• WORK TO COMPLETE: Below are records; work out how many of their lines contain "하상바오로" and give only that number.

• ENTRIES:
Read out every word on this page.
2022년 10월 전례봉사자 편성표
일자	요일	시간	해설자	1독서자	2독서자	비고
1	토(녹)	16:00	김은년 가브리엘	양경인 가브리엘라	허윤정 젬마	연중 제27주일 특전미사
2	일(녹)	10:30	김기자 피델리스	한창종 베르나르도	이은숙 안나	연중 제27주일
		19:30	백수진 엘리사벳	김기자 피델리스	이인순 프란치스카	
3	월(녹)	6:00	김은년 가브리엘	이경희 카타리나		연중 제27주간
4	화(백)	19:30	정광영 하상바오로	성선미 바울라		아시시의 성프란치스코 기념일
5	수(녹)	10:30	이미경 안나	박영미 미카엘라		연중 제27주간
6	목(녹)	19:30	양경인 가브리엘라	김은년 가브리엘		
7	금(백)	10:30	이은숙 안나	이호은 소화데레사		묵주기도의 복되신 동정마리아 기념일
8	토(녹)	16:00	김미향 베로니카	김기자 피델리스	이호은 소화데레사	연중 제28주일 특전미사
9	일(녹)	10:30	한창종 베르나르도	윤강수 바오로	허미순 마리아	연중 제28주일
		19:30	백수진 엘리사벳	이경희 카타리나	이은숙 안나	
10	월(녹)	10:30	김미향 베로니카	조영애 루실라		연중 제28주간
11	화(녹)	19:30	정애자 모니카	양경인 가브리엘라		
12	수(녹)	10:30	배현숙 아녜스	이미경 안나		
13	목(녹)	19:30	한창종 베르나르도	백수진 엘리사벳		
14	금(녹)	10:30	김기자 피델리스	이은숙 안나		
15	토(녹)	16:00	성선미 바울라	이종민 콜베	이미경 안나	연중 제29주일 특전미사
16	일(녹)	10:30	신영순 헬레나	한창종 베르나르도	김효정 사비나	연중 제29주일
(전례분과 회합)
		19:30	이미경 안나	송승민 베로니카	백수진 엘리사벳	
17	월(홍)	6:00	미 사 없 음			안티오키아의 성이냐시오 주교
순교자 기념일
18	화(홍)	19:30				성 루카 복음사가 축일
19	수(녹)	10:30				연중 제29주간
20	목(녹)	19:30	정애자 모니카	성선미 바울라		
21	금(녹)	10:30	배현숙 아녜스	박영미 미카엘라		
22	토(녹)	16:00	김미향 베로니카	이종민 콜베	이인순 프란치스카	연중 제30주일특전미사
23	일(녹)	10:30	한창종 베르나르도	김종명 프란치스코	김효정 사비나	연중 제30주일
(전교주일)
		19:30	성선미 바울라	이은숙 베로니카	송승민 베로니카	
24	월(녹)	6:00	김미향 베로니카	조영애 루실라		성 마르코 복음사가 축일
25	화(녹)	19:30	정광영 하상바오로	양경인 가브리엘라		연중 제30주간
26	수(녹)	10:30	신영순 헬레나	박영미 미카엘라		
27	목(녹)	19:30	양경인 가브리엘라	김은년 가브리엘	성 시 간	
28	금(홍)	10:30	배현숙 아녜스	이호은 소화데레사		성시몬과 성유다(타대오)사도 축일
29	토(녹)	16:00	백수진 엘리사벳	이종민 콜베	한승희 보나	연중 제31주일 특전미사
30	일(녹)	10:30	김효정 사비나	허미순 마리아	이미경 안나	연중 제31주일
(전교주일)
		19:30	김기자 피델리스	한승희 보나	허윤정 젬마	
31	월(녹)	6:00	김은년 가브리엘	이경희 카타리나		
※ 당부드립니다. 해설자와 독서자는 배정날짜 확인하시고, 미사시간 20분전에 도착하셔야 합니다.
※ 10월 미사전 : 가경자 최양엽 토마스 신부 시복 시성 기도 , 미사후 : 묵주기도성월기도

• TASK OUTPUT: 2